--- start of Records for the exercise ---

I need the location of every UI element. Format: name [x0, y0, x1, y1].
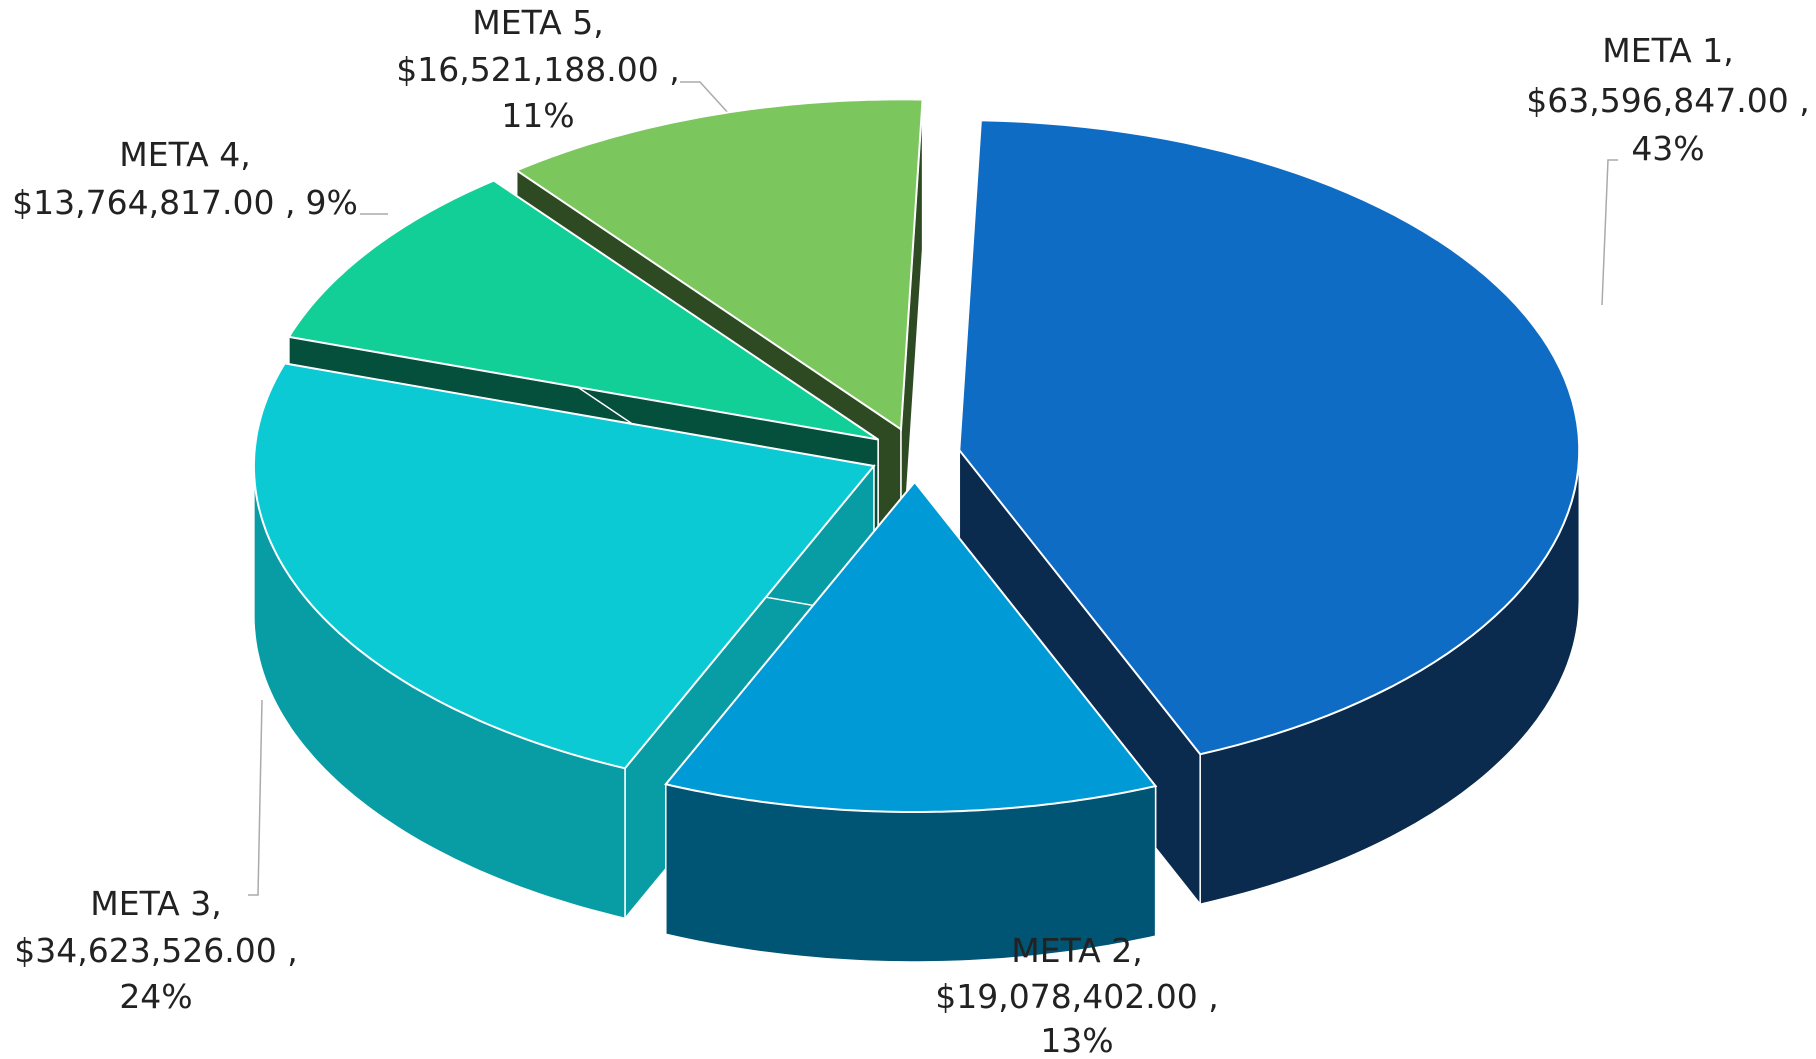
slice: [958, 119, 1581, 756]
data-label-part: META 3,: [90, 884, 221, 923]
data-label-part: META 5,: [472, 3, 603, 42]
data-label: META 1,: [1602, 31, 1733, 70]
data-label-part: $63,596,847.00 ,: [1526, 81, 1809, 120]
data-label: META 3,: [90, 884, 221, 923]
data-label-part: 11%: [501, 96, 574, 135]
data-label-part: $34,623,526.00 ,: [14, 931, 297, 970]
data-label-part: $13,764,817.00 ,: [12, 183, 295, 222]
data-label: $63,596,847.00 ,: [1526, 81, 1809, 120]
labels: META 1, $63,596,847.00 , 43% META 2, $19,078…: [12, 3, 1810, 1059]
slice: [514, 98, 924, 432]
data-label: $16,521,188.00 ,: [396, 50, 679, 89]
leader-line: [680, 81, 731, 116]
data-label-part: $19,078,402.00 ,: [935, 977, 1218, 1016]
slice: [287, 179, 879, 441]
data-label-part: 43%: [1631, 129, 1704, 168]
data-label-part: 13%: [1040, 1021, 1113, 1059]
data-label: $34,623,526.00 ,: [14, 931, 297, 970]
data-label-part: META 4,: [119, 135, 250, 174]
data-label: $19,078,402.00 ,: [935, 977, 1218, 1016]
data-label: 11%: [501, 96, 574, 135]
leader-lines: [248, 81, 1618, 896]
data-label: META 5,: [472, 3, 603, 42]
data-label-part: 24%: [119, 977, 192, 1016]
data-label-part: META 2,: [1011, 931, 1142, 970]
data-label: META 2,: [1011, 931, 1142, 970]
data-label-part: META 1,: [1602, 31, 1733, 70]
data-label: 43%: [1631, 129, 1704, 168]
slice: [252, 362, 876, 770]
slice: [664, 480, 1158, 813]
data-label-part: 9%: [306, 183, 358, 222]
slices: [252, 98, 1581, 963]
data-label-part: $16,521,188.00 ,: [396, 50, 679, 89]
data-label: 13%: [1040, 1021, 1113, 1059]
data-label: 24%: [119, 977, 192, 1016]
data-label: $13,764,817.00 , 9%: [12, 183, 358, 222]
leader-line: [248, 699, 263, 896]
data-label: META 4,: [119, 135, 250, 174]
leader-line: [1601, 159, 1618, 306]
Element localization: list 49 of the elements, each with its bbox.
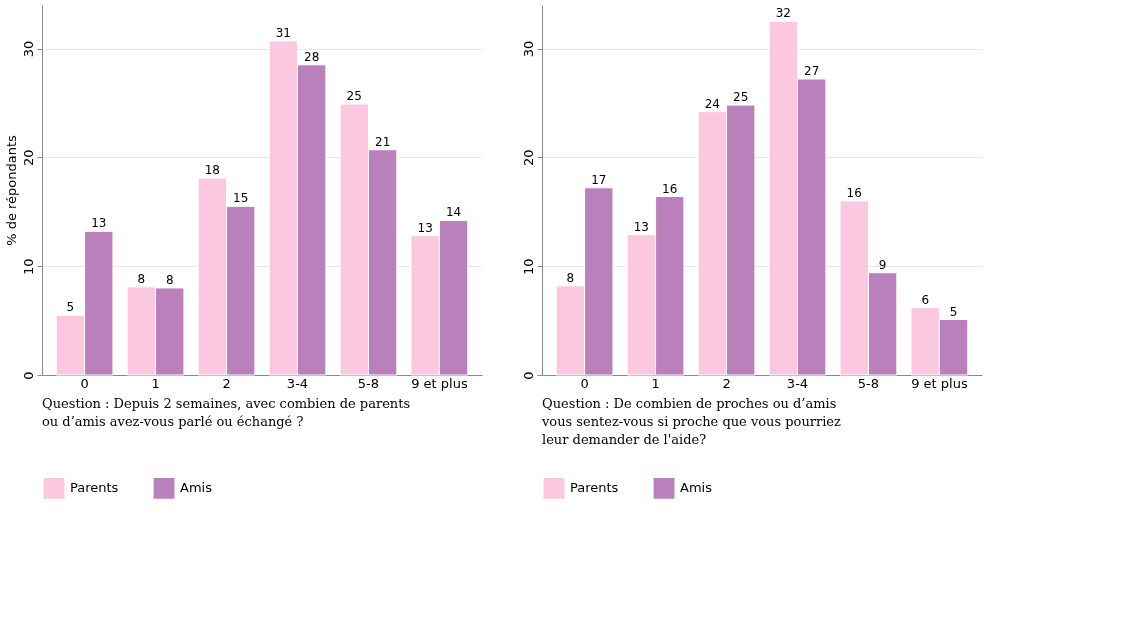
x-tick-label: 1 (151, 375, 160, 391)
x-tick-label: 1 (651, 375, 660, 391)
text: Question : De combien de proches ou d’amis vous sentez-vous si proche que vous pourriez leur demander de l'aide? (541, 396, 842, 447)
data-label: 13 (91, 216, 107, 231)
y-tick-label: 20 (20, 149, 36, 167)
data-label: 9 (878, 257, 887, 272)
data-label: 28 (304, 49, 320, 64)
data-label: 15 (233, 191, 249, 206)
data-label: 21 (375, 134, 391, 149)
data-label: 6 (921, 292, 930, 307)
data-label: 18 (204, 163, 220, 178)
data-label: 5 (949, 304, 958, 319)
data-label: 8 (566, 270, 575, 285)
x-tick-label: 5-8 (357, 375, 380, 391)
x-tick-label: 0 (80, 375, 89, 391)
y-axis-title: % de répondants (3, 134, 19, 246)
legend-label: Parents (570, 480, 619, 496)
data-label: 17 (591, 172, 607, 187)
x-tick-label: 9 et plus (411, 375, 468, 391)
y-tick-label: 10 (20, 258, 36, 275)
legend-label: Amis (680, 480, 713, 496)
x-tick-label: 0 (580, 375, 589, 391)
data-label: 5 (66, 300, 75, 315)
data-label: 25 (346, 89, 362, 104)
data-label: 16 (846, 185, 862, 200)
data-label: 27 (804, 64, 820, 78)
data-label: 32 (775, 6, 791, 21)
data-label: 25 (733, 90, 749, 105)
legend-label: Parents (70, 480, 119, 496)
x-tick-label: 3-4 (286, 375, 309, 391)
x-tick-label: 2 (222, 375, 231, 391)
data-label: 13 (417, 220, 433, 235)
legend-label: Amis (180, 480, 213, 496)
data-label: 16 (662, 181, 678, 196)
y-tick-label: 30 (520, 40, 536, 58)
data-label: 14 (445, 205, 462, 220)
y-tick-label: 30 (20, 40, 36, 58)
data-label: 8 (137, 271, 146, 286)
x-tick-label: 9 et plus (911, 375, 968, 391)
text: Question : Depuis 2 semaines, avec combien de parents ou d’amis avez-vous parlé ou échangé ? (42, 396, 411, 429)
x-tick-label: 2 (722, 375, 731, 391)
y-tick-label: 10 (520, 258, 536, 275)
data-label: 24 (704, 96, 720, 111)
data-label: 13 (633, 219, 649, 234)
data-label: 8 (165, 272, 174, 287)
data-label: 31 (275, 25, 291, 40)
x-tick-label: 3-4 (786, 375, 809, 391)
y-tick-label: 20 (520, 149, 536, 167)
x-tick-label: 5-8 (857, 375, 880, 391)
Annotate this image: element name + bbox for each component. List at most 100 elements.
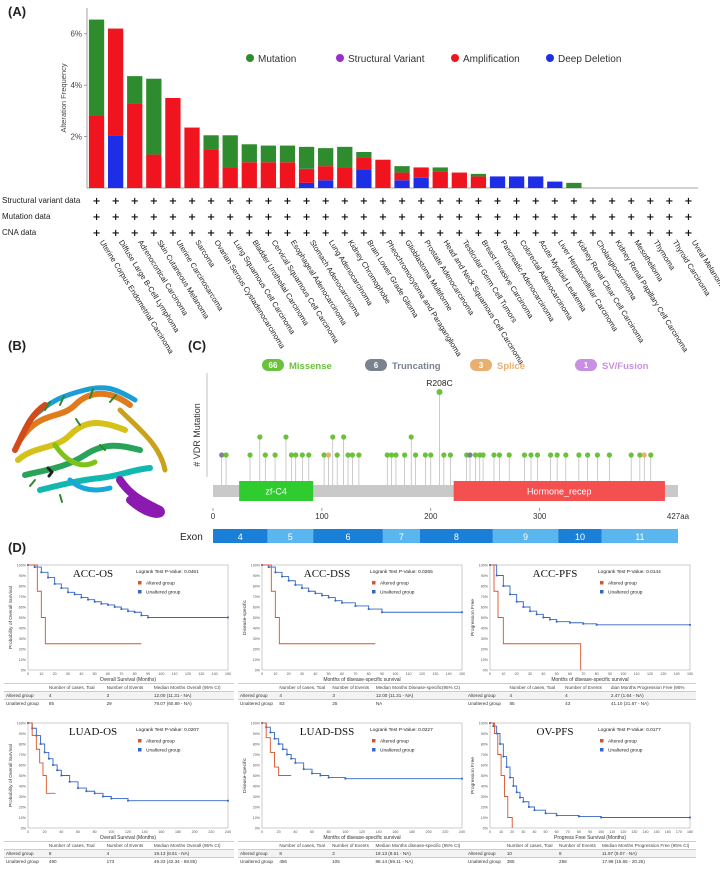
bar-segment-deep-deletion	[508, 176, 525, 188]
lollipop-head	[506, 452, 512, 458]
censor-mark	[515, 791, 518, 794]
km-table-cell: Altered group	[466, 691, 508, 700]
y-tick-label: 80%	[19, 585, 27, 589]
censor-mark	[53, 583, 56, 585]
lollipop-head	[408, 434, 414, 440]
x-tick-label: 90	[608, 672, 612, 676]
km-table-cell: 49.33 (42.34 - 58.85)	[151, 857, 234, 865]
lollipop-head	[341, 434, 347, 440]
legend-count: 3	[479, 361, 484, 370]
data-row-marker: +	[92, 196, 100, 207]
data-row-marker: +	[532, 196, 540, 207]
exon-block	[492, 529, 559, 543]
data-row-marker: +	[589, 196, 597, 207]
exon-block	[419, 529, 493, 543]
censor-mark	[549, 618, 551, 621]
x-tick-label: 240	[459, 830, 465, 834]
km-table-cell: 456	[277, 857, 331, 865]
y-tick-label: 10%	[19, 816, 27, 820]
lollipop-head	[637, 452, 643, 458]
data-row-marker: +	[264, 228, 272, 239]
lollipop-head	[628, 452, 634, 458]
y-tick-label: 10%	[253, 816, 261, 820]
km-table-header: Number of cases, Toal	[504, 841, 558, 850]
lollipop-head	[402, 452, 408, 458]
km-table-header-row: Number of cases, Toal Number of Events Med…	[4, 683, 234, 692]
exon-label: 11	[635, 532, 644, 542]
km-table-cell: 4	[507, 691, 564, 700]
exon-block	[382, 529, 420, 543]
censor-mark	[519, 796, 521, 799]
lollipop-head	[491, 452, 497, 458]
x-tick-label: 40	[313, 672, 317, 676]
km-plot-title: LUAD-OS	[69, 726, 117, 738]
km-table-header: Median Months Overall (95% CI)	[151, 683, 234, 692]
bar-segment-mutation	[394, 166, 410, 173]
data-row-marker: +	[398, 228, 406, 239]
y-tick-label: 80%	[253, 743, 261, 747]
x-tick-label: 130	[198, 672, 204, 676]
exon-block	[313, 529, 383, 543]
censor-mark	[367, 608, 370, 610]
data-row-marker: +	[551, 228, 559, 239]
x-tick-label: 240	[225, 830, 231, 834]
bar-segment-deep-deletion	[298, 182, 315, 188]
x-tick-label: 80	[367, 672, 371, 676]
exon-block	[558, 529, 602, 543]
y-tick-label: 70%	[481, 753, 489, 757]
km-table-header-row: Number of cases, Toal Number of Events dia…	[466, 683, 696, 692]
exon-block	[601, 529, 678, 543]
data-row-marker: +	[150, 196, 158, 207]
data-row-marker: +	[646, 196, 654, 207]
data-row-marker: +	[302, 196, 310, 207]
km-plot-title: OV-PFS	[537, 726, 574, 738]
lollipop-head	[349, 452, 355, 458]
km-table-cell: 4	[563, 691, 609, 700]
bar-segment-amplification	[260, 162, 277, 188]
lollipop-head	[521, 452, 528, 458]
y-tick-label: 50%	[253, 616, 261, 620]
censor-mark	[512, 785, 515, 787]
exon-label: 7	[399, 532, 404, 542]
y-tick-label: 100%	[251, 564, 261, 568]
censor-mark	[509, 593, 511, 596]
censor-mark	[67, 591, 69, 594]
pvalue-label: Logrank Test P-Value: 0.0227	[370, 727, 433, 733]
x-tick-label: 150	[687, 672, 693, 676]
data-row-label: Structural variant data	[2, 196, 81, 205]
x-tick-label: 80	[327, 830, 331, 834]
x-tick-label: 60	[310, 830, 314, 834]
x-tick-label: 10	[499, 830, 503, 834]
x-tick-label: 40	[79, 672, 83, 676]
y-tick-label: 70%	[19, 753, 27, 757]
x-tick-label: 180	[687, 830, 693, 834]
x-tick-label: 130	[660, 672, 666, 676]
censor-mark	[582, 622, 585, 625]
data-row-marker: +	[283, 228, 291, 239]
censor-mark	[509, 776, 511, 779]
censor-mark	[341, 601, 343, 604]
lollipop-head	[472, 452, 479, 458]
censor-mark	[39, 743, 42, 745]
data-row-marker: +	[245, 212, 253, 223]
censor-mark	[100, 602, 103, 605]
data-row-marker: +	[169, 228, 177, 239]
y-tick-label: 60%	[253, 764, 261, 768]
x-tick-label: 10	[501, 672, 505, 676]
altered-survival-curve	[262, 722, 292, 776]
data-row-marker: +	[92, 212, 100, 223]
lollipop-head	[321, 452, 327, 458]
exon-block	[213, 529, 268, 543]
bar-segment-amplification	[394, 172, 410, 181]
x-tick-label: 130	[432, 672, 438, 676]
exon-label: 10	[575, 532, 585, 542]
y-tick-label: 30%	[481, 637, 489, 641]
censor-mark	[294, 762, 297, 764]
panel-label-b: (B)	[8, 338, 27, 353]
bar-segment-amplification	[184, 127, 200, 188]
km-table-row: Altered group 4 3 12.00 (11.31 - NA)	[4, 691, 234, 700]
y-tick-label: 20%	[19, 648, 27, 652]
x-tick-label: 50	[93, 672, 97, 676]
censor-mark	[52, 764, 54, 766]
censor-mark	[73, 593, 76, 596]
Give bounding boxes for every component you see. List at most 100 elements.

--- end of Records for the exercise ---

- **Directions for this task**
Reproduce the part of the items that opens with the line containing "x-tick-label: 1 (151, 375, 160, 391)" and closes with the line containing "data-label: 8 (137, 271, 146, 286)", both lines included.

- **Answer to the problem**
x-tick-label: 1 (151, 375, 160, 391)
x-tick-label: 1 (651, 375, 660, 391)
text: Question : De combien de proches ou d’amis vous sentez-vous si proche que vous pourriez leur demander de l'aide? (541, 396, 842, 447)
data-label: 13 (91, 216, 107, 231)
y-tick-label: 20 (20, 149, 36, 167)
data-label: 9 (878, 257, 887, 272)
data-label: 28 (304, 49, 320, 64)
data-label: 15 (233, 191, 249, 206)
data-label: 21 (375, 134, 391, 149)
data-label: 6 (921, 292, 930, 307)
data-label: 18 (204, 163, 220, 178)
data-label: 5 (949, 304, 958, 319)
data-label: 8 (566, 270, 575, 285)
x-tick-label: 5-8 (357, 375, 380, 391)
x-tick-label: 0 (80, 375, 89, 391)
y-axis-title: % de répondants (3, 134, 19, 246)
legend-label: Parents (570, 480, 619, 496)
data-label: 17 (591, 172, 607, 187)
x-tick-label: 9 et plus (411, 375, 468, 391)
y-tick-label: 10 (20, 258, 36, 275)
legend-label: Amis (680, 480, 713, 496)
x-tick-label: 0 (580, 375, 589, 391)
data-label: 5 (66, 300, 75, 315)
data-label: 25 (346, 89, 362, 104)
data-label: 16 (846, 185, 862, 200)
data-label: 27 (804, 64, 820, 78)
data-label: 32 (775, 6, 791, 21)
data-label: 25 (733, 90, 749, 105)
legend-label: Parents (70, 480, 119, 496)
x-tick-label: 3-4 (286, 375, 309, 391)
x-tick-label: 2 (222, 375, 231, 391)
data-label: 13 (417, 220, 433, 235)
legend-label: Amis (180, 480, 213, 496)
data-label: 16 (662, 181, 678, 196)
y-tick-label: 30 (520, 40, 536, 58)
data-label: 14 (445, 205, 462, 220)
y-tick-label: 30 (20, 40, 36, 58)
data-label: 8 (137, 271, 146, 286)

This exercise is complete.